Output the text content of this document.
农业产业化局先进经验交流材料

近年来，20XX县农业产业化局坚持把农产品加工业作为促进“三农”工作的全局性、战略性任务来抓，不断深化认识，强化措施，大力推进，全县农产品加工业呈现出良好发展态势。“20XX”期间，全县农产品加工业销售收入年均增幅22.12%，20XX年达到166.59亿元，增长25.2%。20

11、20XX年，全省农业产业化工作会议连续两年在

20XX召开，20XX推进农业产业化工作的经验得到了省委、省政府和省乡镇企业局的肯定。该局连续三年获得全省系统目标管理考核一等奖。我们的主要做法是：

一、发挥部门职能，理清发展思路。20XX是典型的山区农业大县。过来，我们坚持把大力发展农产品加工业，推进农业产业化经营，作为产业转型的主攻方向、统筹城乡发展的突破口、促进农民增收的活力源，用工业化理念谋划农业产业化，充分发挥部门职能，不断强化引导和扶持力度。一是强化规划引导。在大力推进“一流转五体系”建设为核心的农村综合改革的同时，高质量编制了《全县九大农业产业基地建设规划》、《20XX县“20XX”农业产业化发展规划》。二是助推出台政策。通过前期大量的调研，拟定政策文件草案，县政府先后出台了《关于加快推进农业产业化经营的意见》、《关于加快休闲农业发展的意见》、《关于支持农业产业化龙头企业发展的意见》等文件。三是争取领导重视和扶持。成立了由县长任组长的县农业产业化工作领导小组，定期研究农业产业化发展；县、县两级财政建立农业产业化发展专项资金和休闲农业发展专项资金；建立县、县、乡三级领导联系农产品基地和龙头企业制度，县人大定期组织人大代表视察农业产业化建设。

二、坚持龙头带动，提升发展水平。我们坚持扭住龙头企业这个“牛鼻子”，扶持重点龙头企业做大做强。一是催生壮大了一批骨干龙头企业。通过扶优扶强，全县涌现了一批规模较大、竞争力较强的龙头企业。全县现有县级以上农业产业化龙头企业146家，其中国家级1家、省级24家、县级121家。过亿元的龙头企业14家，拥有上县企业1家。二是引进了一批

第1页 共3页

-------

What this task involves:
Reproduce the full listing word for word.

Full response:
Output the text content of this document.
农业产业化局先进经验交流材料

近年来，20XX县农业产业化局坚持把农产品加工业作为促进“三农”工作的全局性、战略性任务来抓，不断深化认识，强化措施，大力推进，全县农产品加工业呈现出良好发展态势。“20XX”期间，全县农产品加工业销售收入年均增幅22.12%，20XX年达到166.59亿元，增长25.2%。20

11、20XX年，全省农业产业化工作会议连续两年在

20XX召开，20XX推进农业产业化工作的经验得到了省委、省政府和省乡镇企业局的肯定。该局连续三年获得全省系统目标管理考核一等奖。我们的主要做法是：

一、发挥部门职能，理清发展思路。20XX是典型的山区农业大县。过来，我们坚持把大力发展农产品加工业，推进农业产业化经营，作为产业转型的主攻方向、统筹城乡发展的突破口、促进农民增收的活力源，用工业化理念谋划农业产业化，充分发挥部门职能，不断强化引导和扶持力度。一是强化规划引导。在大力推进“一流转五体系”建设为核心的农村综合改革的同时，高质量编制了《全县九大农业产业基地建设规划》、《20XX县“20XX”农业产业化发展规划》。二是助推出台政策。通过前期大量的调研，拟定政策文件草案，县政府先后出台了《关于加快推进农业产业化经营的意见》、《关于加快休闲农业发展的意见》、《关于支持农业产业化龙头企业发展的意见》等文件。三是争取领导重视和扶持。成立了由县长任组长的县农业产业化工作领导小组，定期研究农业产业化发展；县、县两级财政建立农业产业化发展专项资金和休闲农业发展专项资金；建立县、县、乡三级领导联系农产品基地和龙头企业制度，县人大定期组织人大代表视察农业产业化建设。

二、坚持龙头带动，提升发展水平。我们坚持扭住龙头企业这个“牛鼻子”，扶持重点龙头企业做大做强。一是催生壮大了一批骨干龙头企业。通过扶优扶强，全县涌现了一批规模较大、竞争力较强的龙头企业。全县现有县级以上农业产业化龙头企业146家，其中国家级1家、省级24家、县级121家。过亿元的龙头企业14家，拥有上县企业1家。二是引进了一批

第1页 共3页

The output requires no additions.